■ **Short exercise**
Rewrite the items below with every "plot-area" changed to "chart-area", leaving everything else untouched.

--------------------------------

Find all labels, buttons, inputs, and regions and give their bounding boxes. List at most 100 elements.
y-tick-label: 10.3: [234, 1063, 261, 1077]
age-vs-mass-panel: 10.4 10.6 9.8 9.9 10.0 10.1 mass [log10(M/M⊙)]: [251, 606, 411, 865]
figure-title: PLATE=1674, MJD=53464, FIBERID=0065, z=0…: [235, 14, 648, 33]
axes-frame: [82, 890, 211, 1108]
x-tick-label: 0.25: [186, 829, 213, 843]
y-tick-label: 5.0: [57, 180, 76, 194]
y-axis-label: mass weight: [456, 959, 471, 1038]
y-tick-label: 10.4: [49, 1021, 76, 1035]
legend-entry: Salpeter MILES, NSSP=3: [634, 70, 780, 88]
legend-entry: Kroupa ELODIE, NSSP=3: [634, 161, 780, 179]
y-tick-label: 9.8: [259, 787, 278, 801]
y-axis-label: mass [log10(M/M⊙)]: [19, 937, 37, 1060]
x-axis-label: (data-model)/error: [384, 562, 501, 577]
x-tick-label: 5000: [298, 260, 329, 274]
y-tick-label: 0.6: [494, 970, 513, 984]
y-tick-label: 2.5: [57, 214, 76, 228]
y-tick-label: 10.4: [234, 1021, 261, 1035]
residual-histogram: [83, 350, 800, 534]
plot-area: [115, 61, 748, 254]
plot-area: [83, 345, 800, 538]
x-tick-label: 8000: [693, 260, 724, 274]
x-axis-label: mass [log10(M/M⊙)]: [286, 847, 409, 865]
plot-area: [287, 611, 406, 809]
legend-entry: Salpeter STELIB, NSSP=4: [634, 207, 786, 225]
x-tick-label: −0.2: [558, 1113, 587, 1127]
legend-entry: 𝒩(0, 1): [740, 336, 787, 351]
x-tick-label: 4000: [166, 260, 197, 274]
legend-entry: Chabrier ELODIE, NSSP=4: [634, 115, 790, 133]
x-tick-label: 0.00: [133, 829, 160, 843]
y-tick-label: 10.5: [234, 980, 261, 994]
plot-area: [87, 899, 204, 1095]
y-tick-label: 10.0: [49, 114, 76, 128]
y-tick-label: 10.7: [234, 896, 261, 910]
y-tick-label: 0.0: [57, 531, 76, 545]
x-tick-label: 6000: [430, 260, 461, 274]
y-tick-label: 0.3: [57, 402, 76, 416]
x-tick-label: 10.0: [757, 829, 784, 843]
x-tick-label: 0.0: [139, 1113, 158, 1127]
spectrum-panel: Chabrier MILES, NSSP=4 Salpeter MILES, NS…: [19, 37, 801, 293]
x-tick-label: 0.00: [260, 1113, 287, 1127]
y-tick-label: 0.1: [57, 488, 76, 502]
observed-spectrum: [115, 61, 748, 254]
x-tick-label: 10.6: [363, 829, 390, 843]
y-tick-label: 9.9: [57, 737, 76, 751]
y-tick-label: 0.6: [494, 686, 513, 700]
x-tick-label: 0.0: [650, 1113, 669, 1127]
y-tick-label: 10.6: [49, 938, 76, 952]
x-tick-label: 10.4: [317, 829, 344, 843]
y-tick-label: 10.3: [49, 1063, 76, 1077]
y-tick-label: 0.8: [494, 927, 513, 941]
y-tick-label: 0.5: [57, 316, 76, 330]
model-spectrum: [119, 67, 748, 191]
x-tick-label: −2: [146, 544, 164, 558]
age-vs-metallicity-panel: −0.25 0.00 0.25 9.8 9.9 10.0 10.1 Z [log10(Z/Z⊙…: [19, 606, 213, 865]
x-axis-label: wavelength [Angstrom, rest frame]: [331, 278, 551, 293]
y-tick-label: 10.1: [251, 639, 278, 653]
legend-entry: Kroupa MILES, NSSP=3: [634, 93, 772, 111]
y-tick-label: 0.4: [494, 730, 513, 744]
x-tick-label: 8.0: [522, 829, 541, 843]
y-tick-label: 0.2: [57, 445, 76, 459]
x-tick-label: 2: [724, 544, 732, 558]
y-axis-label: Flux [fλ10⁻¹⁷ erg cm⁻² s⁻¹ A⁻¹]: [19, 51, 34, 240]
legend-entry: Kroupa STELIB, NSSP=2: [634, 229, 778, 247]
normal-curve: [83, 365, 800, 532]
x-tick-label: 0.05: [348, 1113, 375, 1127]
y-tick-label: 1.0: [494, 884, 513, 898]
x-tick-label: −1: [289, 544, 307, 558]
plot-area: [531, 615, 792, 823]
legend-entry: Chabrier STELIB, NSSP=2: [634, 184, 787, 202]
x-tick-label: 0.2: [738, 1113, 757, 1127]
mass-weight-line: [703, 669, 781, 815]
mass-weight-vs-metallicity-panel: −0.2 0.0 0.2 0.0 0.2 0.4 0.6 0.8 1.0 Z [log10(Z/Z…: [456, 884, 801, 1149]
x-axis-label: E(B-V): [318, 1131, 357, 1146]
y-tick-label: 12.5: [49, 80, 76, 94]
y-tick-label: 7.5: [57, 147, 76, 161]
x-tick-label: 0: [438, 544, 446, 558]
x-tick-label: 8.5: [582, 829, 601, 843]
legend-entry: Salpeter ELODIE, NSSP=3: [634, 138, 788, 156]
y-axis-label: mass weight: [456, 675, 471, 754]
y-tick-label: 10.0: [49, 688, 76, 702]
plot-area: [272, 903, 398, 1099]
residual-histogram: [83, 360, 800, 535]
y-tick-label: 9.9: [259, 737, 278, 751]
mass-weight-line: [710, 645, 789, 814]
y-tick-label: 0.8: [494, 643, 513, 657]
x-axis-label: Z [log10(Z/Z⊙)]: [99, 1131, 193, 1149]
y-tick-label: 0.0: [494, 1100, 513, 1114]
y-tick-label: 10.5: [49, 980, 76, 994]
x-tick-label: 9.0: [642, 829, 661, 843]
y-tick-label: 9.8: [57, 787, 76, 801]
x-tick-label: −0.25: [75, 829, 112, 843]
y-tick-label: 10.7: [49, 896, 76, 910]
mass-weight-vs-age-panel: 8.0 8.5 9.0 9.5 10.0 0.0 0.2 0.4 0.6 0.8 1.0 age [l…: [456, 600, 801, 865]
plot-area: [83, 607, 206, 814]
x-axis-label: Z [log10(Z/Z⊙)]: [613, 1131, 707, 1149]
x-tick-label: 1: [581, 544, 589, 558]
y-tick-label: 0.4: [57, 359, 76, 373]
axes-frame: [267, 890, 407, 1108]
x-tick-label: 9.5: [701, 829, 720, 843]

--------------------------------

■ **Solution for this exercise**
Find all labels, buttons, inputs, and regions and give their bounding boxes. List at most 100 elements.
y-tick-label: 10.3: [234, 1063, 261, 1077]
age-vs-mass-panel: 10.4 10.6 9.8 9.9 10.0 10.1 mass [log10(M/M⊙)]: [251, 606, 411, 865]
figure-title: PLATE=1674, MJD=53464, FIBERID=0065, z=0…: [235, 14, 648, 33]
axes-frame: [82, 890, 211, 1108]
x-tick-label: 0.25: [186, 829, 213, 843]
y-tick-label: 5.0: [57, 180, 76, 194]
y-axis-label: mass weight: [456, 959, 471, 1038]
y-tick-label: 10.4: [49, 1021, 76, 1035]
legend-entry: Salpeter MILES, NSSP=3: [634, 70, 780, 88]
legend-entry: Kroupa ELODIE, NSSP=3: [634, 161, 780, 179]
y-tick-label: 9.8: [259, 787, 278, 801]
y-axis-label: mass [log10(M/M⊙)]: [19, 937, 37, 1060]
x-axis-label: (data-model)/error: [384, 562, 501, 577]
x-tick-label: 5000: [298, 260, 329, 274]
y-tick-label: 0.6: [494, 970, 513, 984]
y-tick-label: 2.5: [57, 214, 76, 228]
y-tick-label: 10.4: [234, 1021, 261, 1035]
residual-histogram: [83, 350, 800, 534]
chart-area: [115, 61, 748, 254]
chart-area: [83, 345, 800, 538]
x-tick-label: 8000: [693, 260, 724, 274]
x-axis-label: mass [log10(M/M⊙)]: [286, 847, 409, 865]
chart-area: [287, 611, 406, 809]
legend-entry: Salpeter STELIB, NSSP=4: [634, 207, 786, 225]
x-tick-label: −0.2: [558, 1113, 587, 1127]
legend-entry: 𝒩(0, 1): [740, 336, 787, 351]
x-tick-label: 4000: [166, 260, 197, 274]
legend-entry: Chabrier ELODIE, NSSP=4: [634, 115, 790, 133]
x-tick-label: 0.00: [133, 829, 160, 843]
y-tick-label: 10.5: [234, 980, 261, 994]
chart-area: [87, 899, 204, 1095]
y-tick-label: 10.0: [49, 114, 76, 128]
y-tick-label: 10.7: [234, 896, 261, 910]
y-tick-label: 0.0: [57, 531, 76, 545]
x-tick-label: 6000: [430, 260, 461, 274]
y-tick-label: 0.3: [57, 402, 76, 416]
x-tick-label: 10.0: [757, 829, 784, 843]
x-tick-label: 0.0: [139, 1113, 158, 1127]
spectrum-panel: Chabrier MILES, NSSP=4 Salpeter MILES, NS…: [19, 37, 801, 293]
x-tick-label: 0.00: [260, 1113, 287, 1127]
y-tick-label: 0.1: [57, 488, 76, 502]
observed-spectrum: [115, 61, 748, 254]
x-tick-label: 10.6: [363, 829, 390, 843]
y-tick-label: 9.9: [57, 737, 76, 751]
y-tick-label: 0.6: [494, 686, 513, 700]
x-tick-label: 0.0: [650, 1113, 669, 1127]
y-tick-label: 10.6: [49, 938, 76, 952]
x-tick-label: 10.4: [317, 829, 344, 843]
y-tick-label: 10.3: [49, 1063, 76, 1077]
y-tick-label: 0.8: [494, 927, 513, 941]
y-tick-label: 0.5: [57, 316, 76, 330]
model-spectrum: [119, 67, 748, 191]
x-tick-label: −2: [146, 544, 164, 558]
age-vs-metallicity-panel: −0.25 0.00 0.25 9.8 9.9 10.0 10.1 Z [log10(Z/Z⊙…: [19, 606, 213, 865]
x-axis-label: wavelength [Angstrom, rest frame]: [331, 278, 551, 293]
y-tick-label: 10.1: [251, 639, 278, 653]
legend-entry: Kroupa MILES, NSSP=3: [634, 93, 772, 111]
y-tick-label: 0.4: [494, 730, 513, 744]
x-tick-label: 8.0: [522, 829, 541, 843]
y-tick-label: 0.2: [57, 445, 76, 459]
x-tick-label: 2: [724, 544, 732, 558]
y-axis-label: Flux [fλ10⁻¹⁷ erg cm⁻² s⁻¹ A⁻¹]: [19, 51, 34, 240]
legend-entry: Kroupa STELIB, NSSP=2: [634, 229, 778, 247]
normal-curve: [83, 365, 800, 532]
x-tick-label: 0.05: [348, 1113, 375, 1127]
y-tick-label: 1.0: [494, 884, 513, 898]
x-tick-label: −1: [289, 544, 307, 558]
chart-area: [531, 615, 792, 823]
legend-entry: Chabrier STELIB, NSSP=2: [634, 184, 787, 202]
x-tick-label: 0.2: [738, 1113, 757, 1127]
mass-weight-line: [703, 669, 781, 815]
mass-weight-vs-metallicity-panel: −0.2 0.0 0.2 0.0 0.2 0.4 0.6 0.8 1.0 Z [log10(Z/Z…: [456, 884, 801, 1149]
x-axis-label: E(B-V): [318, 1131, 357, 1146]
y-tick-label: 12.5: [49, 80, 76, 94]
y-tick-label: 7.5: [57, 147, 76, 161]
x-tick-label: 0: [438, 544, 446, 558]
x-tick-label: 8.5: [582, 829, 601, 843]
legend-entry: Salpeter ELODIE, NSSP=3: [634, 138, 788, 156]
y-axis-label: mass weight: [456, 675, 471, 754]
y-tick-label: 10.0: [49, 688, 76, 702]
chart-area: [272, 903, 398, 1099]
residual-histogram: [83, 360, 800, 535]
y-tick-label: 9.9: [259, 737, 278, 751]
mass-weight-line: [710, 645, 789, 814]
y-tick-label: 0.8: [494, 643, 513, 657]
x-axis-label: Z [log10(Z/Z⊙)]: [99, 1131, 193, 1149]
y-tick-label: 0.0: [494, 1100, 513, 1114]
y-tick-label: 10.5: [49, 980, 76, 994]
x-tick-label: 9.0: [642, 829, 661, 843]
y-tick-label: 9.8: [57, 787, 76, 801]
x-tick-label: −0.25: [75, 829, 112, 843]
y-tick-label: 10.7: [49, 896, 76, 910]
mass-weight-vs-age-panel: 8.0 8.5 9.0 9.5 10.0 0.0 0.2 0.4 0.6 0.8 1.0 age [l…: [456, 600, 801, 865]
chart-area: [83, 607, 206, 814]
x-axis-label: Z [log10(Z/Z⊙)]: [613, 1131, 707, 1149]
x-tick-label: 1: [581, 544, 589, 558]
y-tick-label: 0.4: [57, 359, 76, 373]
axes-frame: [267, 890, 407, 1108]
x-tick-label: 9.5: [701, 829, 720, 843]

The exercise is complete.